→ **What the task asks**
From the entries that follow, pick out all lines holding "Homies".

= = = = = = =

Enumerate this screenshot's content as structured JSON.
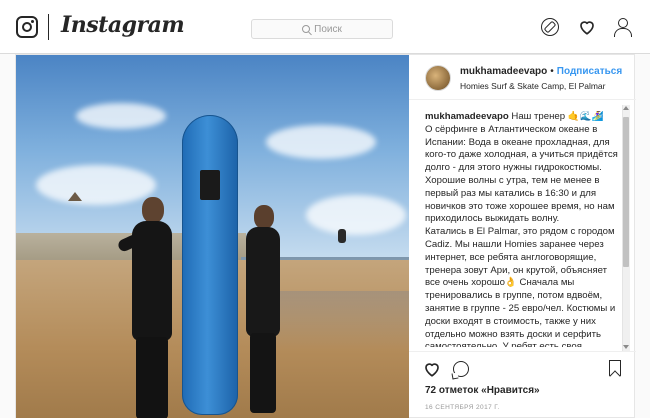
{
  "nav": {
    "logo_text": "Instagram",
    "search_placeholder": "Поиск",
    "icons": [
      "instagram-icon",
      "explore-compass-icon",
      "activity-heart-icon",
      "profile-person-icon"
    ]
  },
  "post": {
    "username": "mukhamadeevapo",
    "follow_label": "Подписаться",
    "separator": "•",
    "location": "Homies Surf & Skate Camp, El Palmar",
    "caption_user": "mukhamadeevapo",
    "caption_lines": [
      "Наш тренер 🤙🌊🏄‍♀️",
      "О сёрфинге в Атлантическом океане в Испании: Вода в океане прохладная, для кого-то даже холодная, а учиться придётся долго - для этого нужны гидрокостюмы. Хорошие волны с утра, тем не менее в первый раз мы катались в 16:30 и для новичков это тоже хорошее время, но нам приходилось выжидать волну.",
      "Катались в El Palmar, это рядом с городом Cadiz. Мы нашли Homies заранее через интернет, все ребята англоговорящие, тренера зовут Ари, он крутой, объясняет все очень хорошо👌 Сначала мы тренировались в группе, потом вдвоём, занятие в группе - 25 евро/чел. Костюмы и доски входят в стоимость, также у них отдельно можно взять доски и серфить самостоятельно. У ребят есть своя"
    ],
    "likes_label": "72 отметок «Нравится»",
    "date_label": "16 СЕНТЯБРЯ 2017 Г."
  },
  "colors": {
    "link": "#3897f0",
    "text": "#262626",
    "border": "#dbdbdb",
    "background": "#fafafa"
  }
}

= = = = = = =

→ **Answer for this exercise**
    "location": "Homies Surf & Skate Camp, El Palmar",
      "Катались в El Palmar, это рядом с городом Cadiz. Мы нашли Homies заранее через интернет, все ребята англоговорящие, тренера зовут Ари, он крутой, объясняет все очень хорошо👌 Сначала мы тренировались в группе, потом вдвоём, занятие в группе - 25 евро/чел. Костюмы и доски входят в стоимость, также у них отдельно можно взять доски и серфить самостоятельно. У ребят есть своя"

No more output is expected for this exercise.